» What is asked
Can you output the material exactly as written, minus any pictures it holds?

[Data items]

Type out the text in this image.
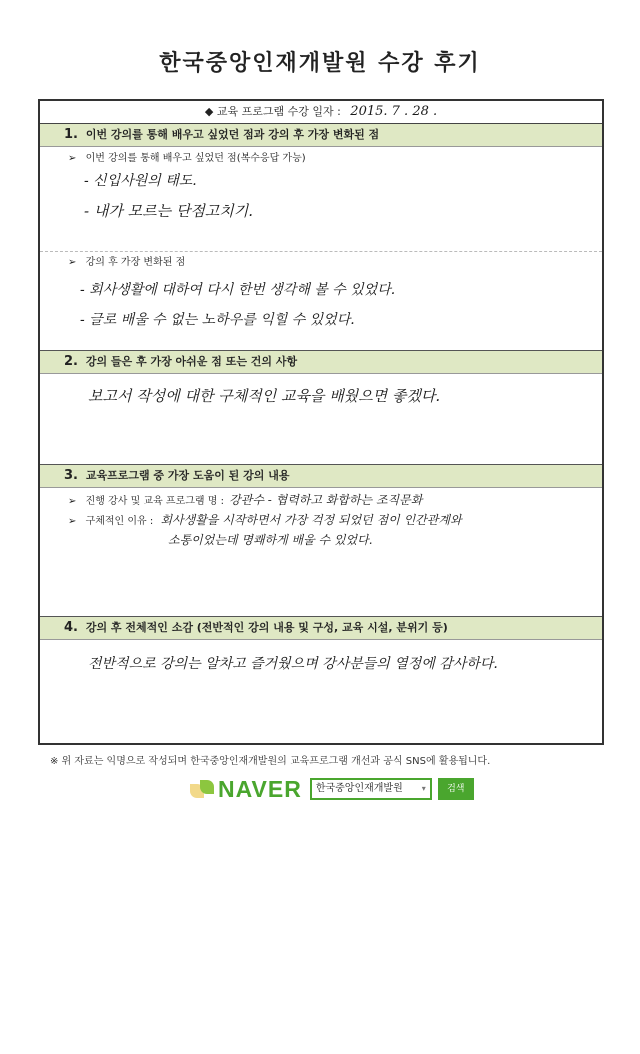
한국중앙인재개발원 수강 후기
◆ 교육 프로그램 수강 일자 : 2015. 7 . 28 .
1. 이번 강의를 통해 배우고 싶었던 점과 강의 후 가장 변화된 점
➢ 이번 강의를 통해 배우고 싶었던 점(복수응답 가능)
- 신입사원의 태도.
- 내가 모르는 단점고치기.
➢ 강의 후 가장 변화된 점
- 회사생활에 대하여 다시 한번 생각해 볼 수 있었다.
- 글로 배울 수 없는 노하우를 익힐 수 있었다.
2. 강의 들은 후 가장 아쉬운 점 또는 건의 사항
보고서 작성에 대한 구체적인 교육을 배웠으면 좋겠다.
3. 교육프로그램 중 가장 도움이 된 강의 내용
➢ 진행 강사 및 교육 프로그램 명 : 강관수 - 협력하고 화합하는 조직문화
➢ 구체적인 이유 : 회사생활을 시작하면서 가장 걱정 되었던 점이 인간관계와
소통이었는데 명쾌하게 배울 수 있었다.
4. 강의 후 전체적인 소감 (전반적인 강의 내용 및 구성, 교육 시설, 분위기 등)
전반적으로 강의는 알차고 즐거웠으며 강사분들의 열정에 감사하다.
※ 위 자료는 익명으로 작성되며 한국중앙인재개발원의 교육프로그램 개선과 공식 SNS에 활용됩니다.
NAVER 한국중앙인재개발원 ▾	검색
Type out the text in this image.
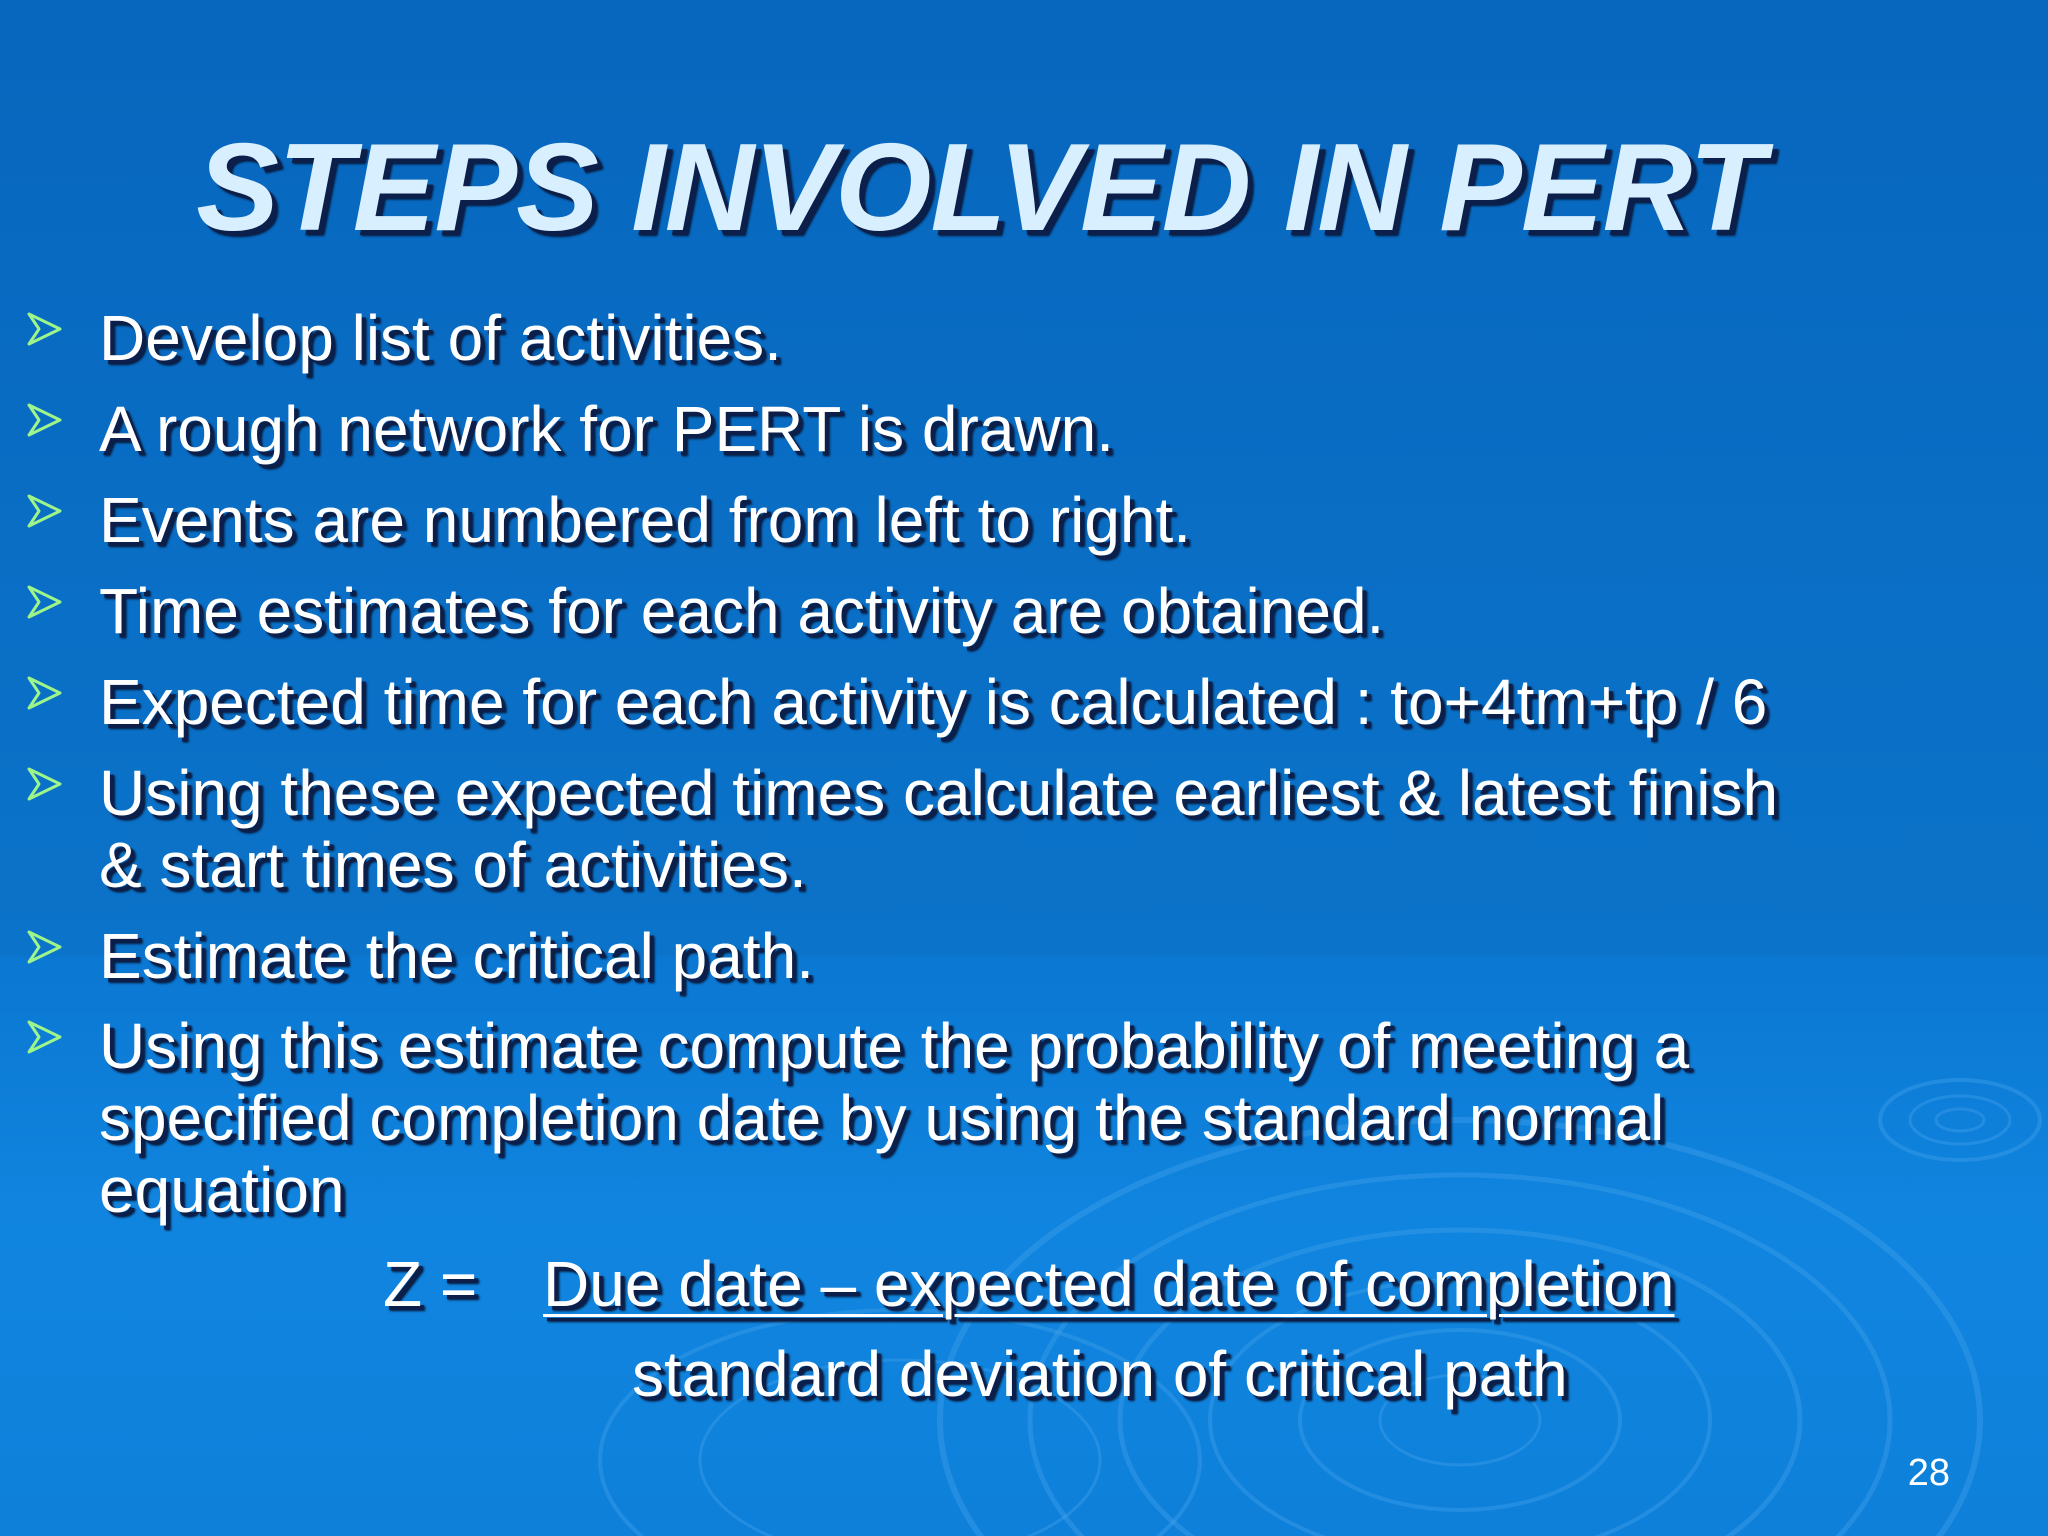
STEPS INVOLVED IN PERT
Develop list of activities.
A rough network for PERT is drawn.
Events are numbered from left to right.
Time estimates for each activity are obtained.
Expected time for each activity is calculated : to+4tm+tp / 6
Using these expected times calculate earliest & latest finish
& start times of activities.
Estimate the critical path.
Using this estimate compute the probability of meeting a
specified completion date by using the standard normal
equation
Z = Due date – expected date of completion
standard deviation of critical path
28
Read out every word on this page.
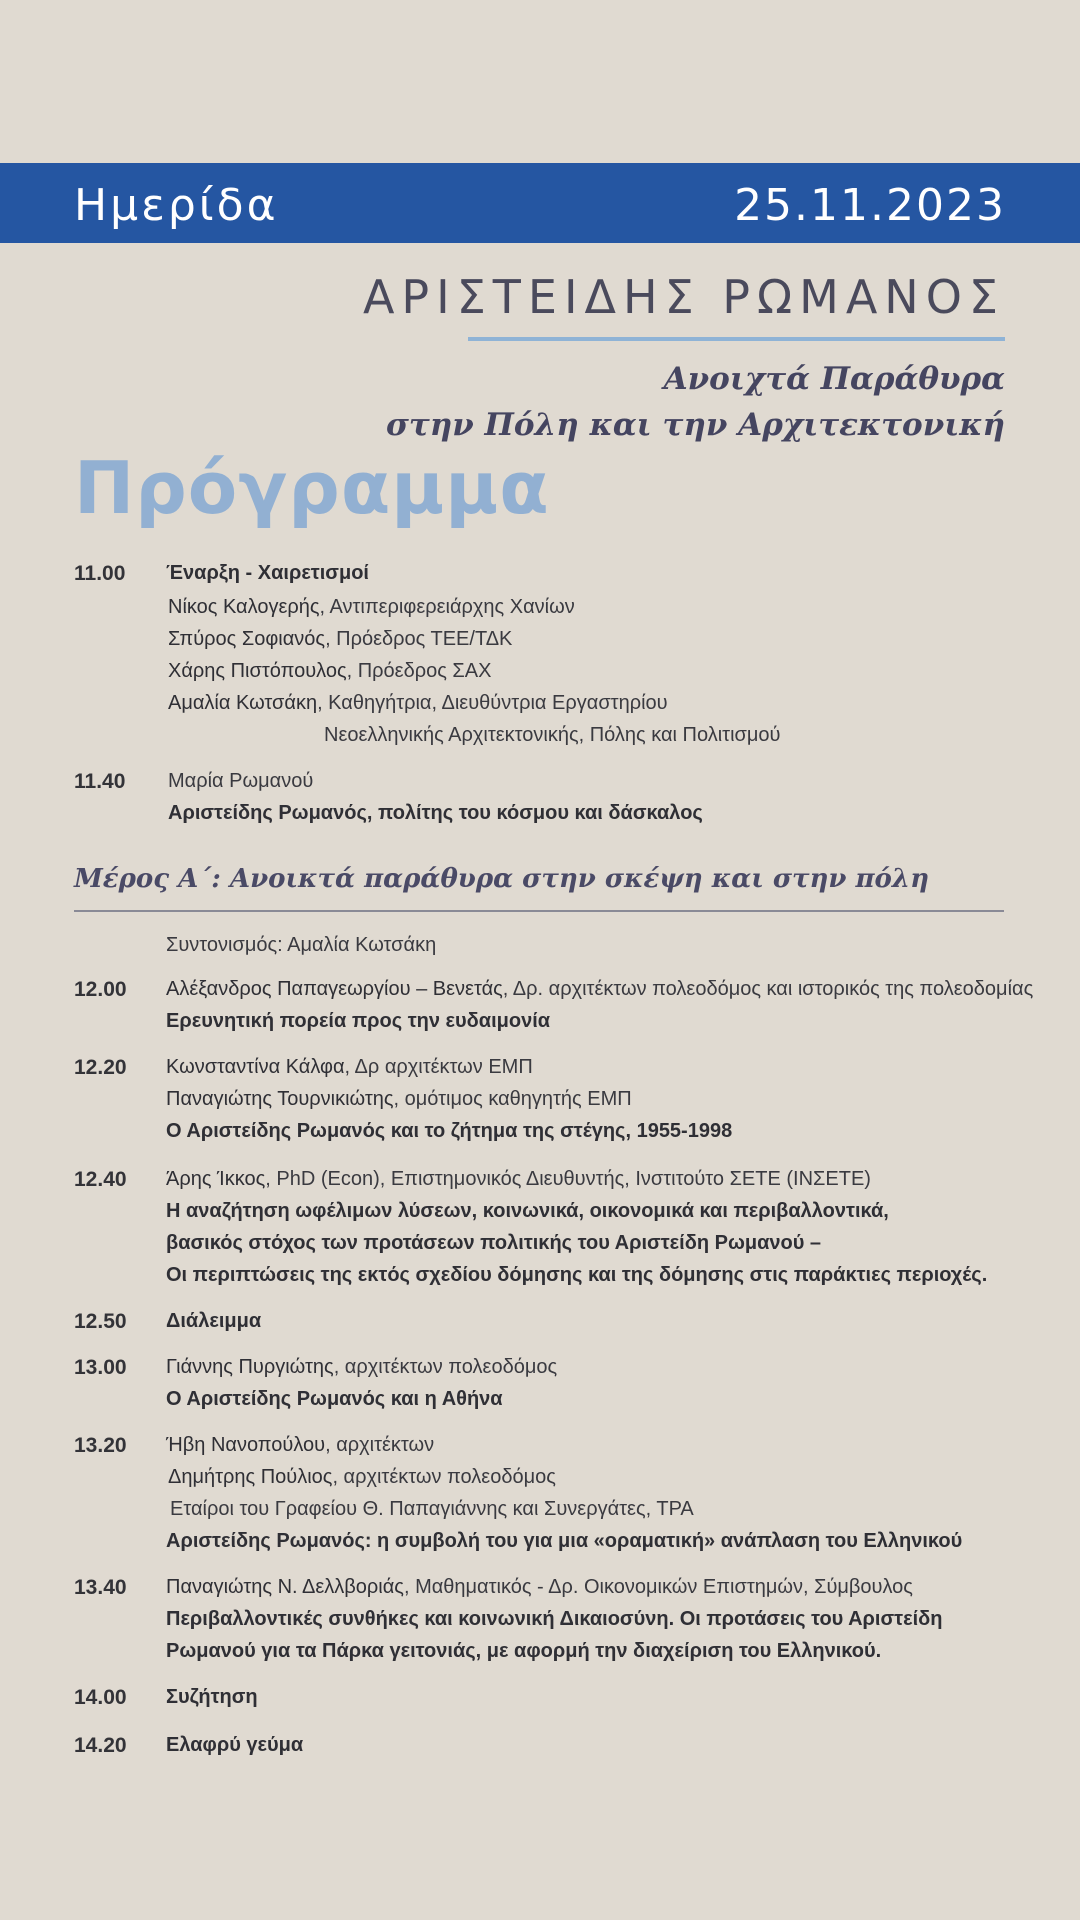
Ημερίδα	25.11.2023
ΑΡΙΣΤΕΙΔΗΣ ΡΩΜΑΝΟΣ
Ανοιχτά Παράθυρα
στην Πόλη και την Αρχιτεκτονική
Πρόγραμμα
11.00 Έναρξη - Χαιρετισμοί
Νίκος Καλογερής, Αντιπεριφερειάρχης Χανίων
Σπύρος Σοφιανός, Πρόεδρος ΤΕΕ/ΤΔΚ
Χάρης Πιστόπουλος, Πρόεδρος ΣΑΧ
Αμαλία Κωτσάκη, Καθηγήτρια, Διευθύντρια Εργαστηρίου
Νεοελληνικής Αρχιτεκτονικής, Πόλης και Πολιτισμού
11.40 Μαρία Ρωμανού
Αριστείδης Ρωμανός, πολίτης του κόσμου και δάσκαλος
Μέρος Α΄: Ανοικτά παράθυρα στην σκέψη και στην πόλη
Συντονισμός: Αμαλία Κωτσάκη
12.00 Αλέξανδρος Παπαγεωργίου – Βενετάς, Δρ. αρχιτέκτων πολεοδόμος και ιστορικός της πολεοδομίας
Ερευνητική πορεία προς την ευδαιμονία
12.20 Κωνσταντίνα Κάλφα, Δρ αρχιτέκτων ΕΜΠ
Παναγιώτης Τουρνικιώτης, ομότιμος καθηγητής ΕΜΠ
Ο Αριστείδης Ρωμανός και το ζήτημα της στέγης, 1955-1998
12.40 Άρης Ίκκος, PhD (Econ), Επιστημονικός Διευθυντής, Ινστιτούτο ΣΕΤΕ (ΙΝΣΕΤΕ)
Η αναζήτηση ωφέλιμων λύσεων, κοινωνικά, οικονομικά και περιβαλλοντικά,
βασικός στόχος των προτάσεων πολιτικής του Αριστείδη Ρωμανού –
Οι περιπτώσεις της εκτός σχεδίου δόμησης και της δόμησης στις παράκτιες περιοχές.
12.50 Διάλειμμα
13.00 Γιάννης Πυργιώτης, αρχιτέκτων πολεοδόμος
Ο Αριστείδης Ρωμανός και η Αθήνα
13.20 Ήβη Νανοπούλου, αρχιτέκτων
Δημήτρης Πούλιος, αρχιτέκτων πολεοδόμος
Εταίροι του Γραφείου Θ. Παπαγιάννης και Συνεργάτες, ΤΡΑ
Αριστείδης Ρωμανός: η συμβολή του για μια «οραματική» ανάπλαση του Ελληνικού
13.40 Παναγιώτης Ν. Δελλβοριάς, Μαθηματικός - Δρ. Οικονομικών Επιστημών, Σύμβουλος
Περιβαλλοντικές συνθήκες και κοινωνική Δικαιοσύνη. Οι προτάσεις του Αριστείδη
Ρωμανού για τα Πάρκα γειτονιάς, με αφορμή την διαχείριση του Ελληνικού.
14.00 Συζήτηση
14.20 Ελαφρύ γεύμα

» Written solution
Type out the text in this image.
한국중앙인재개발원 수강 후기
◆ 교육 프로그램 수강 일자 : 2015. 7 . 28 .
1. 이번 강의를 통해 배우고 싶었던 점과 강의 후 가장 변화된 점
➢ 이번 강의를 통해 배우고 싶었던 점(복수응답 가능)
- 신입사원의 태도.
- 내가 모르는 단점고치기.
➢ 강의 후 가장 변화된 점
- 회사생활에 대하여 다시 한번 생각해 볼 수 있었다.
- 글로 배울 수 없는 노하우를 익힐 수 있었다.
2. 강의 들은 후 가장 아쉬운 점 또는 건의 사항
보고서 작성에 대한 구체적인 교육을 배웠으면 좋겠다.
3. 교육프로그램 중 가장 도움이 된 강의 내용
➢ 진행 강사 및 교육 프로그램 명 : 강관수 - 협력하고 화합하는 조직문화
➢ 구체적인 이유 : 회사생활을 시작하면서 가장 걱정 되었던 점이 인간관계와
소통이었는데 명쾌하게 배울 수 있었다.
4. 강의 후 전체적인 소감 (전반적인 강의 내용 및 구성, 교육 시설, 분위기 등)
전반적으로 강의는 알차고 즐거웠으며 강사분들의 열정에 감사하다.
※ 위 자료는 익명으로 작성되며 한국중앙인재개발원의 교육프로그램 개선과 공식 SNS에 활용됩니다.
NAVER 한국중앙인재개발원 ▾	검색
Type out the text in this image.
STEPS INVOLVED IN PERT
Develop list of activities.
A rough network for PERT is drawn.
Events are numbered from left to right.
Time estimates for each activity are obtained.
Expected time for each activity is calculated : to+4tm+tp / 6
Using these expected times calculate earliest & latest finish
& start times of activities.
Estimate the critical path.
Using this estimate compute the probability of meeting a
specified completion date by using the standard normal
equation
Z = Due date – expected date of completion
standard deviation of critical path
28
Read out every word on this page.
Ημερίδα	25.11.2023
ΑΡΙΣΤΕΙΔΗΣ ΡΩΜΑΝΟΣ
Ανοιχτά Παράθυρα
στην Πόλη και την Αρχιτεκτονική
Πρόγραμμα
11.00 Έναρξη - Χαιρετισμοί
Νίκος Καλογερής, Αντιπεριφερειάρχης Χανίων
Σπύρος Σοφιανός, Πρόεδρος ΤΕΕ/ΤΔΚ
Χάρης Πιστόπουλος, Πρόεδρος ΣΑΧ
Αμαλία Κωτσάκη, Καθηγήτρια, Διευθύντρια Εργαστηρίου
Νεοελληνικής Αρχιτεκτονικής, Πόλης και Πολιτισμού
11.40 Μαρία Ρωμανού
Αριστείδης Ρωμανός, πολίτης του κόσμου και δάσκαλος
Μέρος Α΄: Ανοικτά παράθυρα στην σκέψη και στην πόλη
Συντονισμός: Αμαλία Κωτσάκη
12.00 Αλέξανδρος Παπαγεωργίου – Βενετάς, Δρ. αρχιτέκτων πολεοδόμος και ιστορικός της πολεοδομίας
Ερευνητική πορεία προς την ευδαιμονία
12.20 Κωνσταντίνα Κάλφα, Δρ αρχιτέκτων ΕΜΠ
Παναγιώτης Τουρνικιώτης, ομότιμος καθηγητής ΕΜΠ
Ο Αριστείδης Ρωμανός και το ζήτημα της στέγης, 1955-1998
12.40 Άρης Ίκκος, PhD (Econ), Επιστημονικός Διευθυντής, Ινστιτούτο ΣΕΤΕ (ΙΝΣΕΤΕ)
Η αναζήτηση ωφέλιμων λύσεων, κοινωνικά, οικονομικά και περιβαλλοντικά,
βασικός στόχος των προτάσεων πολιτικής του Αριστείδη Ρωμανού –
Οι περιπτώσεις της εκτός σχεδίου δόμησης και της δόμησης στις παράκτιες περιοχές.
12.50 Διάλειμμα
13.00 Γιάννης Πυργιώτης, αρχιτέκτων πολεοδόμος
Ο Αριστείδης Ρωμανός και η Αθήνα
13.20 Ήβη Νανοπούλου, αρχιτέκτων
Δημήτρης Πούλιος, αρχιτέκτων πολεοδόμος
Εταίροι του Γραφείου Θ. Παπαγιάννης και Συνεργάτες, ΤΡΑ
Αριστείδης Ρωμανός: η συμβολή του για μια «οραματική» ανάπλαση του Ελληνικού
13.40 Παναγιώτης Ν. Δελλβοριάς, Μαθηματικός - Δρ. Οικονομικών Επιστημών, Σύμβουλος
Περιβαλλοντικές συνθήκες και κοινωνική Δικαιοσύνη. Οι προτάσεις του Αριστείδη
Ρωμανού για τα Πάρκα γειτονιάς, με αφορμή την διαχείριση του Ελληνικού.
14.00 Συζήτηση
14.20 Ελαφρύ γεύμα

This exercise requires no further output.